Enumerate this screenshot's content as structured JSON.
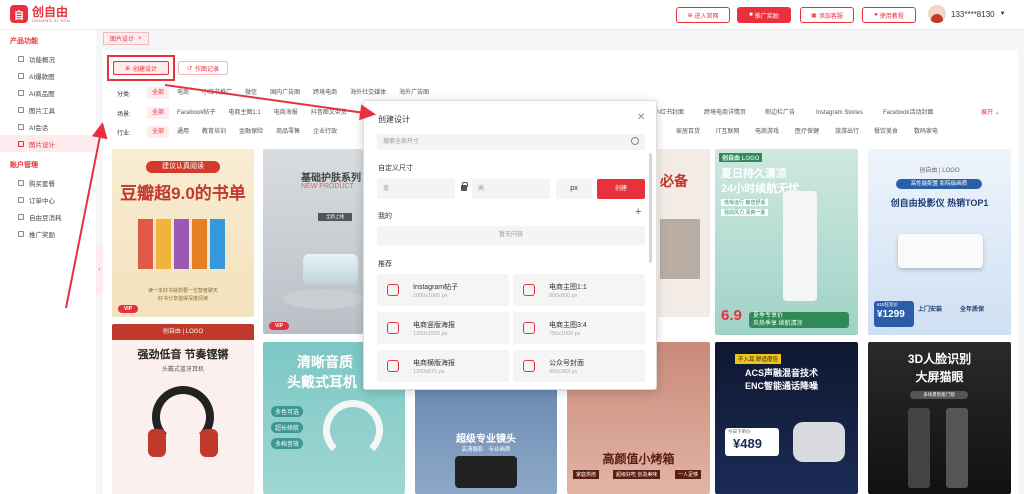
{
  "brand": {
    "name_cn": "创自由",
    "name_en": "CHUANG ZI YOU"
  },
  "header": {
    "buttons": [
      {
        "label": "进入官网",
        "style": "outline"
      },
      {
        "label": "推广奖励",
        "style": "solid"
      },
      {
        "label": "添加客服",
        "style": "outline"
      },
      {
        "label": "使用教程",
        "style": "outline"
      }
    ],
    "user": "133****8130"
  },
  "sidebar": {
    "sections": [
      {
        "title": "产品功能",
        "items": [
          "功能概况",
          "AI爆款图",
          "AI商品图",
          "图片工具",
          "AI会话",
          "图片设计"
        ]
      },
      {
        "title": "账户管理",
        "items": [
          "购买套餐",
          "订单中心",
          "自由豆消耗",
          "推广奖励"
        ]
      }
    ],
    "active": "图片设计"
  },
  "tabs": [
    {
      "label": "图片设计",
      "close": "×"
    }
  ],
  "actions": {
    "create": "创建设计",
    "records": "作图记录"
  },
  "filters": {
    "category": {
      "label": "分类:",
      "items": [
        "全部",
        "电商",
        "小红书推广",
        "微信",
        "国内广告图",
        "跨境电商",
        "海外社交媒体",
        "海外广告图"
      ]
    },
    "scene": {
      "label": "场景:",
      "items": [
        "全部",
        "Facebook帖子",
        "电商主图1:1",
        "电商海报",
        "抖音图文带货",
        "小红书封面",
        "跨境电商详情页",
        "侧边栏广告",
        "Instagram Stories",
        "Facebook活动封面"
      ]
    },
    "industry": {
      "label": "行业:",
      "items": [
        "全部",
        "通用",
        "教育培训",
        "金融保险",
        "商品零售",
        "企业行政",
        "家居百货",
        "IT互联网",
        "电商游戏",
        "医疗保健",
        "旅游出行",
        "餐饮美食",
        "数码家电"
      ]
    },
    "expand": "展开"
  },
  "templates": {
    "vip": "VIP",
    "book": {
      "tag": "建议认真阅读",
      "title": "豆瓣超9.0的书单",
      "caption": "读一本好书就想要一位智者聊天",
      "caption2": "好书分享值得深度阅读"
    },
    "skincare": {
      "title": "基础护肤系列",
      "sub": "NEW PRODUCT",
      "badge": "全新上线"
    },
    "fan": {
      "brand": "创自由",
      "logo": "LOGO",
      "title": "夏日持久清凉",
      "title2": "24小时续航无忧",
      "badge": "低噪运行 静音舒适",
      "badge2": "强劲风力 清爽一夏",
      "bottom": "夏季专享价",
      "bottom2": "炎热季享 续航清凉",
      "percent": "6.9"
    },
    "projector": {
      "brand": "创自由",
      "logo": "LOGO",
      "tag": "高性能配置 影院级画质",
      "title": "创自由投影仪 热销TOP1",
      "price_label": "618狂欢价",
      "price": "¥1299",
      "deal1": "上门安装",
      "deal2": "全年质保"
    },
    "headphone": {
      "brand": "创自由",
      "logo": "LOGO",
      "title": "强劲低音 节奏铿锵",
      "sub": "头戴式蓝牙耳机"
    },
    "headset2": {
      "title": "清晰音质",
      "title2": "头戴式耳机",
      "tags": [
        "多色可选",
        "超长续航",
        "多档音效"
      ]
    },
    "camera": {
      "title": "超级专业镜头",
      "sub": "高清摄影 · 专业画质"
    },
    "oven": {
      "title": "高颜值小烤箱",
      "pills": [
        "家庭烘焙",
        "超级好吃 创造美味",
        "一人足够"
      ]
    },
    "earbuds": {
      "tag": "不入耳 舒适度佳",
      "title": "ACS声融混音技术",
      "title2": "ENC智能通话降噪",
      "price_label": "今日下单价",
      "price": "¥489"
    },
    "lock": {
      "title": "3D人脸识别",
      "title2": "大屏猫眼",
      "tag": "多场景智能门锁"
    },
    "shoe": {
      "text": "必备"
    }
  },
  "modal": {
    "title": "创建设计",
    "close": "✕",
    "search_placeholder": "搜索全部尺寸",
    "custom_label": "自定义尺寸",
    "width_placeholder": "宽",
    "height_placeholder": "高",
    "unit": "px",
    "create": "创建",
    "mine_label": "我的",
    "mine_add": "+",
    "empty": "暂无内容",
    "recommend_label": "推荐",
    "recommend": [
      {
        "name": "Instagram帖子",
        "size": "1080x1080 px"
      },
      {
        "name": "电商主图1:1",
        "size": "800x800 px"
      },
      {
        "name": "电商竖版海报",
        "size": "1200x1920 px"
      },
      {
        "name": "电商主图3:4",
        "size": "750x1000 px"
      },
      {
        "name": "电商横版海报",
        "size": "1200x675 px"
      },
      {
        "name": "公众号封面",
        "size": "900x383 px"
      }
    ]
  }
}
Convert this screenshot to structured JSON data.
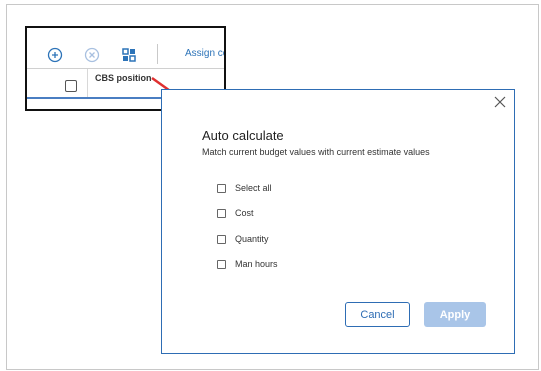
{
  "toolbar": {
    "assign_label": "Assign co",
    "icons": [
      "plus-circle-icon",
      "cancel-circle-icon",
      "grid-icon"
    ]
  },
  "grid": {
    "column_header": "CBS position"
  },
  "dialog": {
    "title": "Auto calculate",
    "subtitle": "Match current budget values with current estimate values",
    "options": [
      {
        "label": "Select all",
        "checked": false
      },
      {
        "label": "Cost",
        "checked": false
      },
      {
        "label": "Quantity",
        "checked": false
      },
      {
        "label": "Man hours",
        "checked": false
      }
    ],
    "cancel_label": "Cancel",
    "apply_label": "Apply"
  },
  "colors": {
    "accent": "#2e6db4",
    "apply_disabled": "#a9c5e8",
    "arrow": "#e03030"
  }
}
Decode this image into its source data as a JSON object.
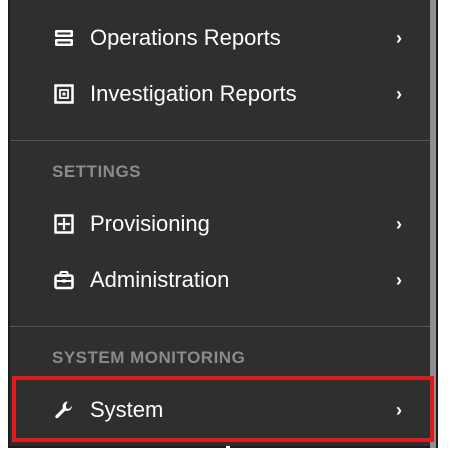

• • • • • • •

• **Exercise instructions**
Write down every line of the data above that includes the string "this".

• **Full output**
Enumerate this screenshot's content as structured JSON.
Convert this screenshot to structured JSON data.
Decode this image into its source data as a JSON object.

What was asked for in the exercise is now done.